Stated exercise:
Go through the records underneath and count the lines that include the string "Daily". Give nothing but the number.

Data supplied:
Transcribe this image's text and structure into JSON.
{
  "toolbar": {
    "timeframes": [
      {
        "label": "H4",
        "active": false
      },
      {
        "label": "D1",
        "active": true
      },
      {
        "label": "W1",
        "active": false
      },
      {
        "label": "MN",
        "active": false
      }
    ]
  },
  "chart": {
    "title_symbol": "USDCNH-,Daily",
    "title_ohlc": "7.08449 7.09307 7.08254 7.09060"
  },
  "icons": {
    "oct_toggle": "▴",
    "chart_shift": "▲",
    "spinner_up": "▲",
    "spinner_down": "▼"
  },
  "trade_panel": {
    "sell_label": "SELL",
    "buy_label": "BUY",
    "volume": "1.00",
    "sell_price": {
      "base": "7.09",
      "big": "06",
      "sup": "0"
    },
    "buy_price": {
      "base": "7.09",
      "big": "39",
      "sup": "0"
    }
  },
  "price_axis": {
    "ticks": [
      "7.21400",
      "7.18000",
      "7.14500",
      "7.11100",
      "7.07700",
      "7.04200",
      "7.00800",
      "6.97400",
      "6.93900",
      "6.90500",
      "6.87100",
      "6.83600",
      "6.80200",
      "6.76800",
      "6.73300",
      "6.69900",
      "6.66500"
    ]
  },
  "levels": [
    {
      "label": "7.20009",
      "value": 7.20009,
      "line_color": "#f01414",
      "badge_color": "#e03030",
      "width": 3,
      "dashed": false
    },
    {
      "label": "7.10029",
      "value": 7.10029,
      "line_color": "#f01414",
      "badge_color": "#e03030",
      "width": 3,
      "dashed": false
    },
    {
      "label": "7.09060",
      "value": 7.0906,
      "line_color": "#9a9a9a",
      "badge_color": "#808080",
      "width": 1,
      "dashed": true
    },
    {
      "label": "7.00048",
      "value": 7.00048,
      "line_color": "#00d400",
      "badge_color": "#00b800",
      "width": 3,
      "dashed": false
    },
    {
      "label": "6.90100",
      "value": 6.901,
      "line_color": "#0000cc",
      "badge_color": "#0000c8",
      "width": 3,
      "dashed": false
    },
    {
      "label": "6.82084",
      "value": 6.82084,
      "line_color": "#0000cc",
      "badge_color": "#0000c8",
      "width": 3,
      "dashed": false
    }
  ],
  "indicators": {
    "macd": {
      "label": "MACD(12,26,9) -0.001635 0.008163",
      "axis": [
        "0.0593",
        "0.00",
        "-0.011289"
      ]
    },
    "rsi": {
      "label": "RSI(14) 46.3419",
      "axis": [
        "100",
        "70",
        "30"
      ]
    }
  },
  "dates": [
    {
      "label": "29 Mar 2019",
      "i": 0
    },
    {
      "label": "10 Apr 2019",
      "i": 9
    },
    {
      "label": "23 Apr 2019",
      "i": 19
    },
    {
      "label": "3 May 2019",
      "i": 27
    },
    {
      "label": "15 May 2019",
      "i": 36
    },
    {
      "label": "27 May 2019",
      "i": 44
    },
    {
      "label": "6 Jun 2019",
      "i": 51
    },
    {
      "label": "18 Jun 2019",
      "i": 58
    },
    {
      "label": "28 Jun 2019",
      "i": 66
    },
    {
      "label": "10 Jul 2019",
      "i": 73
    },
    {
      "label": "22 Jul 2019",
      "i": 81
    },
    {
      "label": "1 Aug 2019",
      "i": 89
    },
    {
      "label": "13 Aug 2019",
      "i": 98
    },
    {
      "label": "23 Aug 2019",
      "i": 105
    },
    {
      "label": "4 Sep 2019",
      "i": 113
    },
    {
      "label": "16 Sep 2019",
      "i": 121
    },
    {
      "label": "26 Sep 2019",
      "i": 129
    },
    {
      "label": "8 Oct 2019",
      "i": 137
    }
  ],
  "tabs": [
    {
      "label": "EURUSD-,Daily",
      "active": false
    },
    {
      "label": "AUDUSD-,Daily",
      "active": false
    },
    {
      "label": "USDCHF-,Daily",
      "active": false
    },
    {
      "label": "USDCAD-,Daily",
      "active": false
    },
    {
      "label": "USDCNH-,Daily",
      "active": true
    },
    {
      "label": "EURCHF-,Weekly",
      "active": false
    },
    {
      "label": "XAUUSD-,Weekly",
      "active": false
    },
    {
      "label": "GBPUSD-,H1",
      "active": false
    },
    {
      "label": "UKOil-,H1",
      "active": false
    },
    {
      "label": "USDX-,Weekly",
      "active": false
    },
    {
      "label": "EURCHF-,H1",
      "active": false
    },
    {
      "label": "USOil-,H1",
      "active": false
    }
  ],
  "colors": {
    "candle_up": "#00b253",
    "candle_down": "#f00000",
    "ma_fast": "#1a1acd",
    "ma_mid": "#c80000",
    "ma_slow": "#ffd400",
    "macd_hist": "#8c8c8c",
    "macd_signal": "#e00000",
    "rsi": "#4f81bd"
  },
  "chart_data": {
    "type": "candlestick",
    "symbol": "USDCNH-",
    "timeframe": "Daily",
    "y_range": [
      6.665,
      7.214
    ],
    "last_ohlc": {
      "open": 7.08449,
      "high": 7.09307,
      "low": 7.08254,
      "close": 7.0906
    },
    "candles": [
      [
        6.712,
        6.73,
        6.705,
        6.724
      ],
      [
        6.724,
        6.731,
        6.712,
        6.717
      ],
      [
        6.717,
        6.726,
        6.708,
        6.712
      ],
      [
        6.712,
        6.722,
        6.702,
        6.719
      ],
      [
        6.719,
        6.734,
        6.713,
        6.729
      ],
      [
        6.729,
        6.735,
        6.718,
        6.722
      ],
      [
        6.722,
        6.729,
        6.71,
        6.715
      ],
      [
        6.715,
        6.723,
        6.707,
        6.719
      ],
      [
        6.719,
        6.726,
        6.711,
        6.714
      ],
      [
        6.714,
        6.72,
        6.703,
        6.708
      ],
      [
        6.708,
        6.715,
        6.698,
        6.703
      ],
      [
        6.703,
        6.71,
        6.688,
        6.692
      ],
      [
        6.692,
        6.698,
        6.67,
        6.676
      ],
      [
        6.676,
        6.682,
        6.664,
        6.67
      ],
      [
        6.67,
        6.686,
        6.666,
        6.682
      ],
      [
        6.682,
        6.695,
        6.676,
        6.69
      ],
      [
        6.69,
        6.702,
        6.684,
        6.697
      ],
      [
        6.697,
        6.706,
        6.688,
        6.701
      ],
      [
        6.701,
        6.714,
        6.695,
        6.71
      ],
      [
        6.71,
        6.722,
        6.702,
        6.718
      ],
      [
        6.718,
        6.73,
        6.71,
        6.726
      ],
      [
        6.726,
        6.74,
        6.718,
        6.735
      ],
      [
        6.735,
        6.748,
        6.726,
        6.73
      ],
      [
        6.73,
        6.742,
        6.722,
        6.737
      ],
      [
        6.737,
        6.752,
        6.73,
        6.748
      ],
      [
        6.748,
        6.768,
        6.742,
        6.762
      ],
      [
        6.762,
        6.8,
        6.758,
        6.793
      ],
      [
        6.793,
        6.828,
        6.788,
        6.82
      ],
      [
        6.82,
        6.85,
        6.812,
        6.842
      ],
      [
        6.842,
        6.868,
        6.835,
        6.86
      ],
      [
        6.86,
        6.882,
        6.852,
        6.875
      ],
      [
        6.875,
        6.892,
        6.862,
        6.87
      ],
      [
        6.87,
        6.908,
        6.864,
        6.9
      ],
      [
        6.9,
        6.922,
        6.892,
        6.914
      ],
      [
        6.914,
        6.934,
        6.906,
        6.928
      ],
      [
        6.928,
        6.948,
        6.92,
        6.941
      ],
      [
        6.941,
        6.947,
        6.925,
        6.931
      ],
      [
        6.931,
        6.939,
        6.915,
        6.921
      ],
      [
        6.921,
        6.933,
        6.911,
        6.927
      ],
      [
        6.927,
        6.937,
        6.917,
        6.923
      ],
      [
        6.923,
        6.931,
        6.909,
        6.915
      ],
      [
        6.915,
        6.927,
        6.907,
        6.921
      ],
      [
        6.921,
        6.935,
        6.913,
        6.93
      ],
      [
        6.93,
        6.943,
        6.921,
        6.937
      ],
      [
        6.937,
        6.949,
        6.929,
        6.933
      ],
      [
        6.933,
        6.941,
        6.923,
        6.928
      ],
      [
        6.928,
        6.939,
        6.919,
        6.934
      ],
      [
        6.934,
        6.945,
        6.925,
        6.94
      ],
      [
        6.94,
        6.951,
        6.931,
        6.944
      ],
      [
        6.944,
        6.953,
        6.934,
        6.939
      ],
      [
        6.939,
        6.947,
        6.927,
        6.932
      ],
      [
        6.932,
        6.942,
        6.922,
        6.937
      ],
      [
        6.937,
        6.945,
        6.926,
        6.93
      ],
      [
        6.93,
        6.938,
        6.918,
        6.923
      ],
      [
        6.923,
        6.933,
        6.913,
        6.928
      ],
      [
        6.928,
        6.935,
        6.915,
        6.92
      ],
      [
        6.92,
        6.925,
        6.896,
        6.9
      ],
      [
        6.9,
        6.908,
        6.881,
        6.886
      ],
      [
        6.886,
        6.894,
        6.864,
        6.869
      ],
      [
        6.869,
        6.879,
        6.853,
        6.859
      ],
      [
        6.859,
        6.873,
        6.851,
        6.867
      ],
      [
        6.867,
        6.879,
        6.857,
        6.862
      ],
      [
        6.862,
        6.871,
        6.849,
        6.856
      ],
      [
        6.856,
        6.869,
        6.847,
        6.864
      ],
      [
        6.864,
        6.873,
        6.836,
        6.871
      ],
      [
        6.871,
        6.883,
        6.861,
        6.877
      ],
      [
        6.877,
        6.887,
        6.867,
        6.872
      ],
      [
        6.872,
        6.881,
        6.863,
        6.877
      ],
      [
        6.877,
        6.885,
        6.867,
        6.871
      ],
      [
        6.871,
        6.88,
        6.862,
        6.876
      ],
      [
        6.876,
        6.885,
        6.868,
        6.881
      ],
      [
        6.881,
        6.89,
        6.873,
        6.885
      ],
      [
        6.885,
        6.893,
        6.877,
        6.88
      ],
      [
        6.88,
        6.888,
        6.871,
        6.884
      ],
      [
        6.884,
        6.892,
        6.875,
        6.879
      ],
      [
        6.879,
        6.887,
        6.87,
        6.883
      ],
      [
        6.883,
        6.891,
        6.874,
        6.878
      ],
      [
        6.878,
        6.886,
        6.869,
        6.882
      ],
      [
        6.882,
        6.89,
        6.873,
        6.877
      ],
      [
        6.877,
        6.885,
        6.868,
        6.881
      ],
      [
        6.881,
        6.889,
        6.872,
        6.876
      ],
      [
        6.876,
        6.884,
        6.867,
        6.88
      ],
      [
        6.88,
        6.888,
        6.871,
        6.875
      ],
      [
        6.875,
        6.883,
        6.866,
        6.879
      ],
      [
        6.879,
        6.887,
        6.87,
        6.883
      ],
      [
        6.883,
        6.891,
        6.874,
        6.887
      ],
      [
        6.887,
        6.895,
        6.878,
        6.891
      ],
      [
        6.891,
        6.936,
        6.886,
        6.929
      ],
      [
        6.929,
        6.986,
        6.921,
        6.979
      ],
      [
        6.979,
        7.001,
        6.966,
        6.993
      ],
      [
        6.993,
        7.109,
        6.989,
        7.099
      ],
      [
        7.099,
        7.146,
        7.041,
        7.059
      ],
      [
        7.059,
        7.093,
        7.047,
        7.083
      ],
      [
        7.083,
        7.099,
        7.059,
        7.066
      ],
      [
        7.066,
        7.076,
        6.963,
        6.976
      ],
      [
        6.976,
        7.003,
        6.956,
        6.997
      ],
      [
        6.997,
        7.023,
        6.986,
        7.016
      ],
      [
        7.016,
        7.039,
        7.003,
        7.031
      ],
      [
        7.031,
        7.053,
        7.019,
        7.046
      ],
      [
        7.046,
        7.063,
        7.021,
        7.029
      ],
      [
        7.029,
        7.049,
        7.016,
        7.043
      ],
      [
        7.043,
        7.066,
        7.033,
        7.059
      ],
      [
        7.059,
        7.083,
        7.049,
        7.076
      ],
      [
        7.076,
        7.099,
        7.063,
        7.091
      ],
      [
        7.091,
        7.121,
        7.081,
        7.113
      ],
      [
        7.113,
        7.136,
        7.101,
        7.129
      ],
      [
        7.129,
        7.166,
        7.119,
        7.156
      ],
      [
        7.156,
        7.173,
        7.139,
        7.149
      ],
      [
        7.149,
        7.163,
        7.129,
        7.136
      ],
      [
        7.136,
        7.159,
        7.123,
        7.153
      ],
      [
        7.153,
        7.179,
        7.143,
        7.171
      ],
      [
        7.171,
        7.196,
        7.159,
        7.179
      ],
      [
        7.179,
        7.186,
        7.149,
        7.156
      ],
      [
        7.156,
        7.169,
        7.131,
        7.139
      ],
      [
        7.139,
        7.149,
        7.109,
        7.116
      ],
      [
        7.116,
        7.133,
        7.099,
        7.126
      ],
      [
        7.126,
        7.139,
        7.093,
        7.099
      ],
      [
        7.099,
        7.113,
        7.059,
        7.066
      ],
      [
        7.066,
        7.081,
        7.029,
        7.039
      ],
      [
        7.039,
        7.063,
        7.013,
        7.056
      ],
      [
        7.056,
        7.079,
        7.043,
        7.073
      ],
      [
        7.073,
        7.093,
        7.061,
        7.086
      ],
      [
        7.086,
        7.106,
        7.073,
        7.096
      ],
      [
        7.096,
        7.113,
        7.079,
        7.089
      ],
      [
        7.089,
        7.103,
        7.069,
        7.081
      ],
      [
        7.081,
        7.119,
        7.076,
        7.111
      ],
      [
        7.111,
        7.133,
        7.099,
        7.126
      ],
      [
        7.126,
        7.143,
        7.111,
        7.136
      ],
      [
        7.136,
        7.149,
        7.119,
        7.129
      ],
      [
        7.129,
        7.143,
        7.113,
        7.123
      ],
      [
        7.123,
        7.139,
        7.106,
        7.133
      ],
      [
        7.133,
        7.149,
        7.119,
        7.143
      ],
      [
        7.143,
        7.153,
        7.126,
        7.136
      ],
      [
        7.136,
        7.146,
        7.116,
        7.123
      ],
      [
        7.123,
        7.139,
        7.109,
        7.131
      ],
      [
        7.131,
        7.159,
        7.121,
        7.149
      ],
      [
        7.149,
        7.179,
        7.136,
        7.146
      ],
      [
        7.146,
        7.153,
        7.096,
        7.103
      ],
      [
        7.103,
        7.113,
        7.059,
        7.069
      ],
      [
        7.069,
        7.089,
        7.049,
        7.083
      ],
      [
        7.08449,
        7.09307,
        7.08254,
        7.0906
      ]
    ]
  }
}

Answer to this task:
7